■ **Aim of the exercise**
Repeat the data below exactly, dropping any pictures it holds.

--- Begin ---

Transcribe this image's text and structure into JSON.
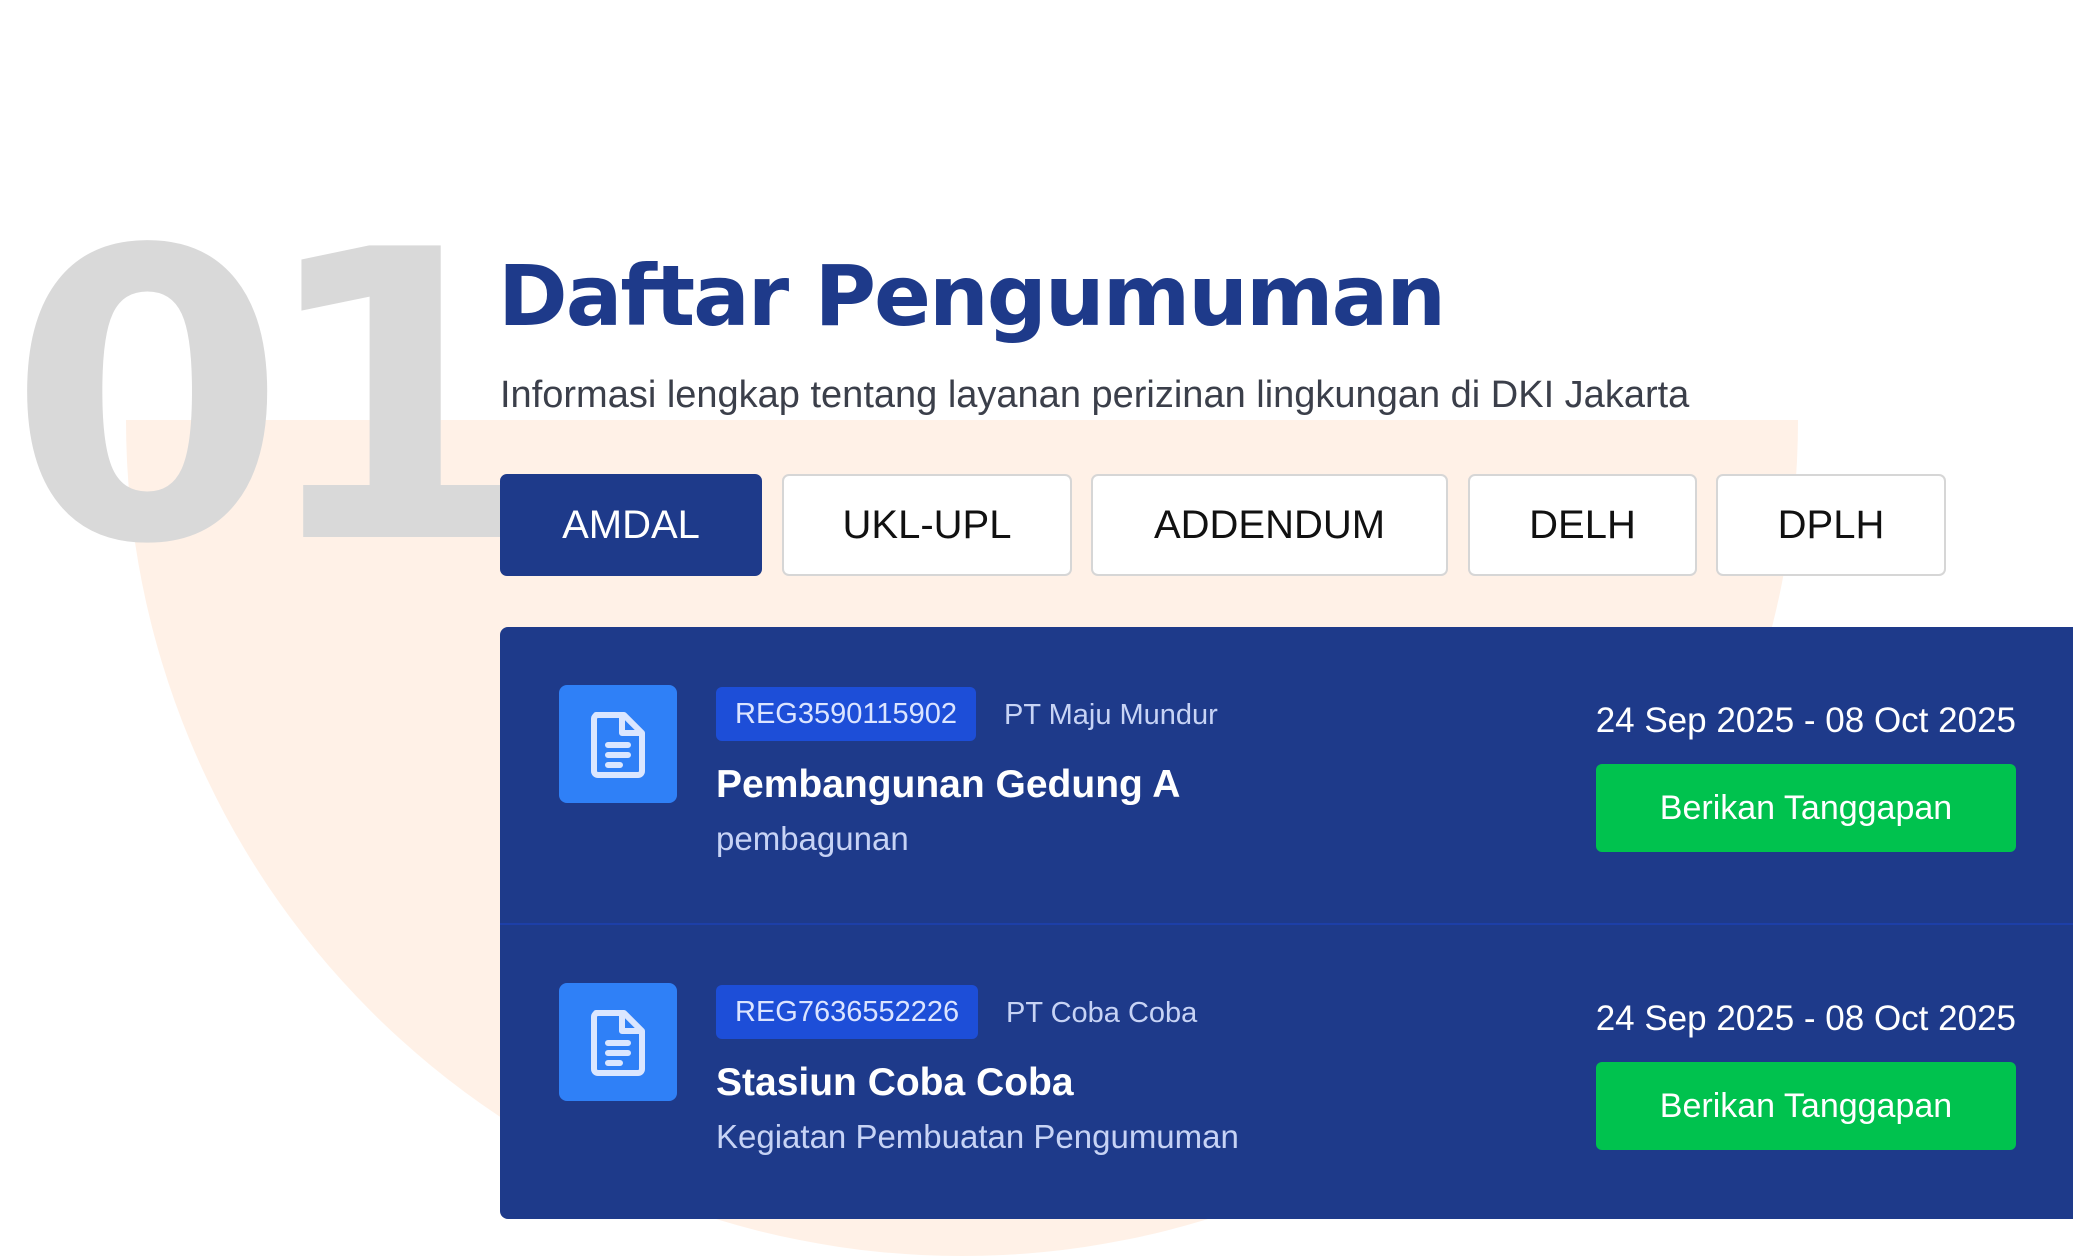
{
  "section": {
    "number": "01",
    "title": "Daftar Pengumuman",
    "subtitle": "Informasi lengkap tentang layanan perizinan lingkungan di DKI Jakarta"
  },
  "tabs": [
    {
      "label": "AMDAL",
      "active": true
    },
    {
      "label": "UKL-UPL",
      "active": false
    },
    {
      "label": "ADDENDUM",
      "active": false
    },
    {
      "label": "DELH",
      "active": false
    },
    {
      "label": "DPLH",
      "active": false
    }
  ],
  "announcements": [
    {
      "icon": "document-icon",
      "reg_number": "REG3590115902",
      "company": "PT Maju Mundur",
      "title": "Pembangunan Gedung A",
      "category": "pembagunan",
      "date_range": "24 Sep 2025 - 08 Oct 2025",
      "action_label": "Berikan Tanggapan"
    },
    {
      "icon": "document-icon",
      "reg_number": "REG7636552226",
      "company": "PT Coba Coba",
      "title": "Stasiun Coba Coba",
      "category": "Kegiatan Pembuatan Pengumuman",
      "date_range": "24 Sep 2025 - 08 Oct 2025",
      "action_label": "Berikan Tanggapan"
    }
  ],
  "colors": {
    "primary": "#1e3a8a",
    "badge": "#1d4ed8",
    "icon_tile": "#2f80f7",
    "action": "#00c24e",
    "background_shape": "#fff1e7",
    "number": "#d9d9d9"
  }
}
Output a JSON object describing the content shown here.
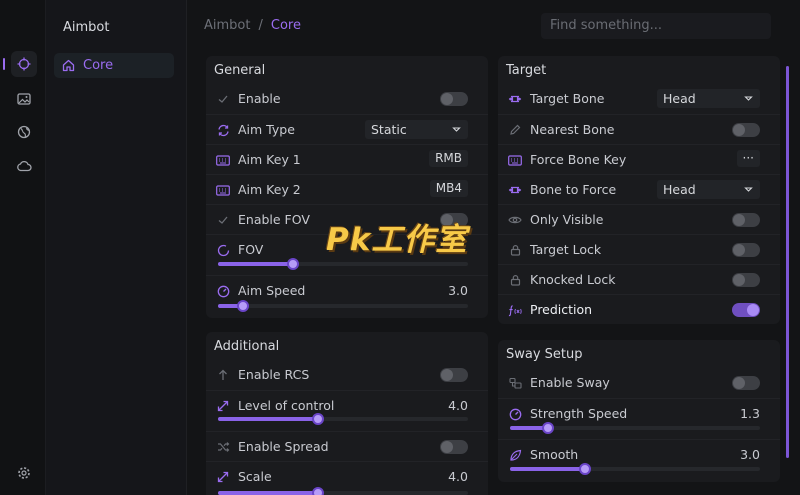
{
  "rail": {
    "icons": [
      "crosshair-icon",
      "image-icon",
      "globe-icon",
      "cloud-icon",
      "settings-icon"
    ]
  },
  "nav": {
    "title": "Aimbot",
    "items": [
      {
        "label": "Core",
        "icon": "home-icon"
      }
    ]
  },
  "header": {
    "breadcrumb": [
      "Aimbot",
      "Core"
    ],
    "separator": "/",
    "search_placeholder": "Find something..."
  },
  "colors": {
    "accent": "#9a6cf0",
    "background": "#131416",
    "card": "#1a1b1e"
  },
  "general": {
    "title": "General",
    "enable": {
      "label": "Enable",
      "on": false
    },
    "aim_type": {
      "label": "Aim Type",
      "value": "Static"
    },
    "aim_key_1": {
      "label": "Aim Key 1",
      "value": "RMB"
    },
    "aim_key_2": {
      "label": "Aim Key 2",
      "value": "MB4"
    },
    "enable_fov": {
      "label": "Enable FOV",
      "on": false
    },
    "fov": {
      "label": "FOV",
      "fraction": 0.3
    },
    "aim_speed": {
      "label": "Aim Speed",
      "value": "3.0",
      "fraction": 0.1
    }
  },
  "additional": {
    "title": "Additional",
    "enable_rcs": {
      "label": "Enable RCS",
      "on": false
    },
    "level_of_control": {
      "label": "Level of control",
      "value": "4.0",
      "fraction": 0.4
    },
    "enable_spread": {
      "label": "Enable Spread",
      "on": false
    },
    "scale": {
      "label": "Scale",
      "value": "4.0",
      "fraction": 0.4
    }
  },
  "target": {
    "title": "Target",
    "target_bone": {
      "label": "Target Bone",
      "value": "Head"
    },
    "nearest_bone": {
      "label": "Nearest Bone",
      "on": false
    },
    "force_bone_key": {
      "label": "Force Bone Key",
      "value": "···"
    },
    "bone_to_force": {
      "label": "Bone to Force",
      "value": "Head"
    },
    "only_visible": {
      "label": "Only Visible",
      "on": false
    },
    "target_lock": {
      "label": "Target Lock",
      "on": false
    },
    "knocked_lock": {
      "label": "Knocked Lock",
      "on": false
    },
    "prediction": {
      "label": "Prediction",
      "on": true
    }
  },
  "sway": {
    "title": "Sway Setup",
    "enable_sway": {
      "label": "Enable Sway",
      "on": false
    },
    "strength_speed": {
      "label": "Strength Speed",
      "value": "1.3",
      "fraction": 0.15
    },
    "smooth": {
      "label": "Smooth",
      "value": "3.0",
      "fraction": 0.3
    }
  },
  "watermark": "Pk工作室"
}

--- End ---

■ **Answer to the exercise**
Transcribe this image's text and structure into JSON.
{
  "section": {
    "number": "01",
    "title": "Daftar Pengumuman",
    "subtitle": "Informasi lengkap tentang layanan perizinan lingkungan di DKI Jakarta"
  },
  "tabs": [
    {
      "label": "AMDAL",
      "active": true
    },
    {
      "label": "UKL-UPL",
      "active": false
    },
    {
      "label": "ADDENDUM",
      "active": false
    },
    {
      "label": "DELH",
      "active": false
    },
    {
      "label": "DPLH",
      "active": false
    }
  ],
  "announcements": [
    {
      "icon": "document-icon",
      "reg_number": "REG3590115902",
      "company": "PT Maju Mundur",
      "title": "Pembangunan Gedung A",
      "category": "pembagunan",
      "date_range": "24 Sep 2025 - 08 Oct 2025",
      "action_label": "Berikan Tanggapan"
    },
    {
      "icon": "document-icon",
      "reg_number": "REG7636552226",
      "company": "PT Coba Coba",
      "title": "Stasiun Coba Coba",
      "category": "Kegiatan Pembuatan Pengumuman",
      "date_range": "24 Sep 2025 - 08 Oct 2025",
      "action_label": "Berikan Tanggapan"
    }
  ],
  "colors": {
    "primary": "#1e3a8a",
    "badge": "#1d4ed8",
    "icon_tile": "#2f80f7",
    "action": "#00c24e",
    "background_shape": "#fff1e7",
    "number": "#d9d9d9"
  }
}
Output a JSON object describing the content shown here.
{
  "rail": {
    "icons": [
      "crosshair-icon",
      "image-icon",
      "globe-icon",
      "cloud-icon",
      "settings-icon"
    ]
  },
  "nav": {
    "title": "Aimbot",
    "items": [
      {
        "label": "Core",
        "icon": "home-icon"
      }
    ]
  },
  "header": {
    "breadcrumb": [
      "Aimbot",
      "Core"
    ],
    "separator": "/",
    "search_placeholder": "Find something..."
  },
  "colors": {
    "accent": "#9a6cf0",
    "background": "#131416",
    "card": "#1a1b1e"
  },
  "general": {
    "title": "General",
    "enable": {
      "label": "Enable",
      "on": false
    },
    "aim_type": {
      "label": "Aim Type",
      "value": "Static"
    },
    "aim_key_1": {
      "label": "Aim Key 1",
      "value": "RMB"
    },
    "aim_key_2": {
      "label": "Aim Key 2",
      "value": "MB4"
    },
    "enable_fov": {
      "label": "Enable FOV",
      "on": false
    },
    "fov": {
      "label": "FOV",
      "fraction": 0.3
    },
    "aim_speed": {
      "label": "Aim Speed",
      "value": "3.0",
      "fraction": 0.1
    }
  },
  "additional": {
    "title": "Additional",
    "enable_rcs": {
      "label": "Enable RCS",
      "on": false
    },
    "level_of_control": {
      "label": "Level of control",
      "value": "4.0",
      "fraction": 0.4
    },
    "enable_spread": {
      "label": "Enable Spread",
      "on": false
    },
    "scale": {
      "label": "Scale",
      "value": "4.0",
      "fraction": 0.4
    }
  },
  "target": {
    "title": "Target",
    "target_bone": {
      "label": "Target Bone",
      "value": "Head"
    },
    "nearest_bone": {
      "label": "Nearest Bone",
      "on": false
    },
    "force_bone_key": {
      "label": "Force Bone Key",
      "value": "···"
    },
    "bone_to_force": {
      "label": "Bone to Force",
      "value": "Head"
    },
    "only_visible": {
      "label": "Only Visible",
      "on": false
    },
    "target_lock": {
      "label": "Target Lock",
      "on": false
    },
    "knocked_lock": {
      "label": "Knocked Lock",
      "on": false
    },
    "prediction": {
      "label": "Prediction",
      "on": true
    }
  },
  "sway": {
    "title": "Sway Setup",
    "enable_sway": {
      "label": "Enable Sway",
      "on": false
    },
    "strength_speed": {
      "label": "Strength Speed",
      "value": "1.3",
      "fraction": 0.15
    },
    "smooth": {
      "label": "Smooth",
      "value": "3.0",
      "fraction": 0.3
    }
  },
  "watermark": "Pk工作室"
}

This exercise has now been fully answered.